• [Challenge]:
Output every entry exactly as given.
****************
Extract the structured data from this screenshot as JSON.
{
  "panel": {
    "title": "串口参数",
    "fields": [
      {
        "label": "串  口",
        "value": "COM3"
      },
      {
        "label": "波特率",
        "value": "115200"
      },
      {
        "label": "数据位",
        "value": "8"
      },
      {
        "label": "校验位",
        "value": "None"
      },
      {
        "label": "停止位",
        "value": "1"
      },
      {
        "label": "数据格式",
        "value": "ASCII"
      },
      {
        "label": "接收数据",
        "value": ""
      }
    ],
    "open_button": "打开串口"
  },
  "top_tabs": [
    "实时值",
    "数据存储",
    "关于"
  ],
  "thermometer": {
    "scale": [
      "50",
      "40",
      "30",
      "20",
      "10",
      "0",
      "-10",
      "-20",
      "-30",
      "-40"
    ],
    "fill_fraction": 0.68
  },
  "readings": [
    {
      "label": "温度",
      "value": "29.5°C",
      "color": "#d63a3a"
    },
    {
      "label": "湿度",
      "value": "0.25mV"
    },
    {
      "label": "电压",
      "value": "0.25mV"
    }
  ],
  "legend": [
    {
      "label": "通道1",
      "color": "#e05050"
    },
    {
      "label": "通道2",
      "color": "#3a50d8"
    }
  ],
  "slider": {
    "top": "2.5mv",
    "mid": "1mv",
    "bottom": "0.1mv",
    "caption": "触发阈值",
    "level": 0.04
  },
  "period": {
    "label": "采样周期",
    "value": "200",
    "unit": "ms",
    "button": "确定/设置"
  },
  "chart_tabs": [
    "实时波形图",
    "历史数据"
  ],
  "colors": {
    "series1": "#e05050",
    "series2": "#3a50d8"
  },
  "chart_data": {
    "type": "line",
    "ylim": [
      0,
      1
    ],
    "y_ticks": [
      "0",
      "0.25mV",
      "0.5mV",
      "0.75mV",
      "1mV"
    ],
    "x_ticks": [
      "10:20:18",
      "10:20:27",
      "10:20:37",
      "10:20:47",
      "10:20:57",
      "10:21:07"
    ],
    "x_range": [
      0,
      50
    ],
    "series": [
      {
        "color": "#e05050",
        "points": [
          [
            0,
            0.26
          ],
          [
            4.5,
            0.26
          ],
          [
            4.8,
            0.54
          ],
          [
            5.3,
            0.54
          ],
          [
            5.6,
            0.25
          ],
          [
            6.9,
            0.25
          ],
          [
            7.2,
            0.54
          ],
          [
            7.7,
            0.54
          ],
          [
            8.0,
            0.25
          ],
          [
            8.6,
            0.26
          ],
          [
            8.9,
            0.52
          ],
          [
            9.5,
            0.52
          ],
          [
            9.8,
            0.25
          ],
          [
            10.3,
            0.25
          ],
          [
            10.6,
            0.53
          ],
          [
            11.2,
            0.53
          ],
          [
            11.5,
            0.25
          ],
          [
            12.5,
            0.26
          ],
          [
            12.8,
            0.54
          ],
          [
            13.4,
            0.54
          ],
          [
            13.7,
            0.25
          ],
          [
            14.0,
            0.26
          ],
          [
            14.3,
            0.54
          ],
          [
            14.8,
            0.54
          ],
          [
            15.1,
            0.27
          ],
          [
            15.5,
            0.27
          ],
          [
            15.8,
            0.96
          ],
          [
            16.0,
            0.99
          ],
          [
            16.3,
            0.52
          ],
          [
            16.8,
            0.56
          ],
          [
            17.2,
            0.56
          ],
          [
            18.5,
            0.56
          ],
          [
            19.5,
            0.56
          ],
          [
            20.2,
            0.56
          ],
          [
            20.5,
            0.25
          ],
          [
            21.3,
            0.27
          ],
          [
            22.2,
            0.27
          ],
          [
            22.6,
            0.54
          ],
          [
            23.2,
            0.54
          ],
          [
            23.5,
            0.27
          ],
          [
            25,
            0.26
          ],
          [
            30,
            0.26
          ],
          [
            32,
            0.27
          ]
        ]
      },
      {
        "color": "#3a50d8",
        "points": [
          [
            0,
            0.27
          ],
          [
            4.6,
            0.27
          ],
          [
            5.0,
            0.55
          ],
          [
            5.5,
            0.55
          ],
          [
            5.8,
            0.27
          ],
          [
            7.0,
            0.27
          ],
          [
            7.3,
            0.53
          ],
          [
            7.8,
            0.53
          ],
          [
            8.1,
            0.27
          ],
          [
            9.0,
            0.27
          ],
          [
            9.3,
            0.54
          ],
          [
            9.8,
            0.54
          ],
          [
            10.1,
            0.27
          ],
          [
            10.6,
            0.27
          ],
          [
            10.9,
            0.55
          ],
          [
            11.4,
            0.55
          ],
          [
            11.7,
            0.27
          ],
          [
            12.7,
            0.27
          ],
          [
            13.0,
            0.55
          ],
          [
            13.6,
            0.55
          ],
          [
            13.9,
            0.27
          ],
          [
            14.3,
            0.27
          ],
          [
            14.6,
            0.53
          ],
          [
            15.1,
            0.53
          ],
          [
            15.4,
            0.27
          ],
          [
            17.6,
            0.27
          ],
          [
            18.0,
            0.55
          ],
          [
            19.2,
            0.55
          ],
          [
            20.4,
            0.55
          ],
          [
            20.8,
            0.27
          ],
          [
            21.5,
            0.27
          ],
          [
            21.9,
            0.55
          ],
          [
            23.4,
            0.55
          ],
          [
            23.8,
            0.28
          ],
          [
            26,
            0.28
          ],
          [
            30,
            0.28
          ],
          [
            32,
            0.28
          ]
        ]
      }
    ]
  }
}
****************
• [Task result]:
Extract the structured data from this screenshot as JSON.
{
  "panel": {
    "title": "串口参数",
    "fields": [
      {
        "label": "串  口",
        "value": "COM3"
      },
      {
        "label": "波特率",
        "value": "115200"
      },
      {
        "label": "数据位",
        "value": "8"
      },
      {
        "label": "校验位",
        "value": "None"
      },
      {
        "label": "停止位",
        "value": "1"
      },
      {
        "label": "数据格式",
        "value": "ASCII"
      },
      {
        "label": "接收数据",
        "value": ""
      }
    ],
    "open_button": "打开串口"
  },
  "top_tabs": [
    "实时值",
    "数据存储",
    "关于"
  ],
  "thermometer": {
    "scale": [
      "50",
      "40",
      "30",
      "20",
      "10",
      "0",
      "-10",
      "-20",
      "-30",
      "-40"
    ],
    "fill_fraction": 0.68
  },
  "readings": [
    {
      "label": "温度",
      "value": "29.5°C",
      "color": "#d63a3a"
    },
    {
      "label": "湿度",
      "value": "0.25mV"
    },
    {
      "label": "电压",
      "value": "0.25mV"
    }
  ],
  "legend": [
    {
      "label": "通道1",
      "color": "#e05050"
    },
    {
      "label": "通道2",
      "color": "#3a50d8"
    }
  ],
  "slider": {
    "top": "2.5mv",
    "mid": "1mv",
    "bottom": "0.1mv",
    "caption": "触发阈值",
    "level": 0.04
  },
  "period": {
    "label": "采样周期",
    "value": "200",
    "unit": "ms",
    "button": "确定/设置"
  },
  "chart_tabs": [
    "实时波形图",
    "历史数据"
  ],
  "colors": {
    "series1": "#e05050",
    "series2": "#3a50d8"
  },
  "chart_data": {
    "type": "line",
    "ylim": [
      0,
      1
    ],
    "y_ticks": [
      "0",
      "0.25mV",
      "0.5mV",
      "0.75mV",
      "1mV"
    ],
    "x_ticks": [
      "10:20:18",
      "10:20:27",
      "10:20:37",
      "10:20:47",
      "10:20:57",
      "10:21:07"
    ],
    "x_range": [
      0,
      50
    ],
    "series": [
      {
        "color": "#e05050",
        "points": [
          [
            0,
            0.26
          ],
          [
            4.5,
            0.26
          ],
          [
            4.8,
            0.54
          ],
          [
            5.3,
            0.54
          ],
          [
            5.6,
            0.25
          ],
          [
            6.9,
            0.25
          ],
          [
            7.2,
            0.54
          ],
          [
            7.7,
            0.54
          ],
          [
            8.0,
            0.25
          ],
          [
            8.6,
            0.26
          ],
          [
            8.9,
            0.52
          ],
          [
            9.5,
            0.52
          ],
          [
            9.8,
            0.25
          ],
          [
            10.3,
            0.25
          ],
          [
            10.6,
            0.53
          ],
          [
            11.2,
            0.53
          ],
          [
            11.5,
            0.25
          ],
          [
            12.5,
            0.26
          ],
          [
            12.8,
            0.54
          ],
          [
            13.4,
            0.54
          ],
          [
            13.7,
            0.25
          ],
          [
            14.0,
            0.26
          ],
          [
            14.3,
            0.54
          ],
          [
            14.8,
            0.54
          ],
          [
            15.1,
            0.27
          ],
          [
            15.5,
            0.27
          ],
          [
            15.8,
            0.96
          ],
          [
            16.0,
            0.99
          ],
          [
            16.3,
            0.52
          ],
          [
            16.8,
            0.56
          ],
          [
            17.2,
            0.56
          ],
          [
            18.5,
            0.56
          ],
          [
            19.5,
            0.56
          ],
          [
            20.2,
            0.56
          ],
          [
            20.5,
            0.25
          ],
          [
            21.3,
            0.27
          ],
          [
            22.2,
            0.27
          ],
          [
            22.6,
            0.54
          ],
          [
            23.2,
            0.54
          ],
          [
            23.5,
            0.27
          ],
          [
            25,
            0.26
          ],
          [
            30,
            0.26
          ],
          [
            32,
            0.27
          ]
        ]
      },
      {
        "color": "#3a50d8",
        "points": [
          [
            0,
            0.27
          ],
          [
            4.6,
            0.27
          ],
          [
            5.0,
            0.55
          ],
          [
            5.5,
            0.55
          ],
          [
            5.8,
            0.27
          ],
          [
            7.0,
            0.27
          ],
          [
            7.3,
            0.53
          ],
          [
            7.8,
            0.53
          ],
          [
            8.1,
            0.27
          ],
          [
            9.0,
            0.27
          ],
          [
            9.3,
            0.54
          ],
          [
            9.8,
            0.54
          ],
          [
            10.1,
            0.27
          ],
          [
            10.6,
            0.27
          ],
          [
            10.9,
            0.55
          ],
          [
            11.4,
            0.55
          ],
          [
            11.7,
            0.27
          ],
          [
            12.7,
            0.27
          ],
          [
            13.0,
            0.55
          ],
          [
            13.6,
            0.55
          ],
          [
            13.9,
            0.27
          ],
          [
            14.3,
            0.27
          ],
          [
            14.6,
            0.53
          ],
          [
            15.1,
            0.53
          ],
          [
            15.4,
            0.27
          ],
          [
            17.6,
            0.27
          ],
          [
            18.0,
            0.55
          ],
          [
            19.2,
            0.55
          ],
          [
            20.4,
            0.55
          ],
          [
            20.8,
            0.27
          ],
          [
            21.5,
            0.27
          ],
          [
            21.9,
            0.55
          ],
          [
            23.4,
            0.55
          ],
          [
            23.8,
            0.28
          ],
          [
            26,
            0.28
          ],
          [
            30,
            0.28
          ],
          [
            32,
            0.28
          ]
        ]
      }
    ]
  }
}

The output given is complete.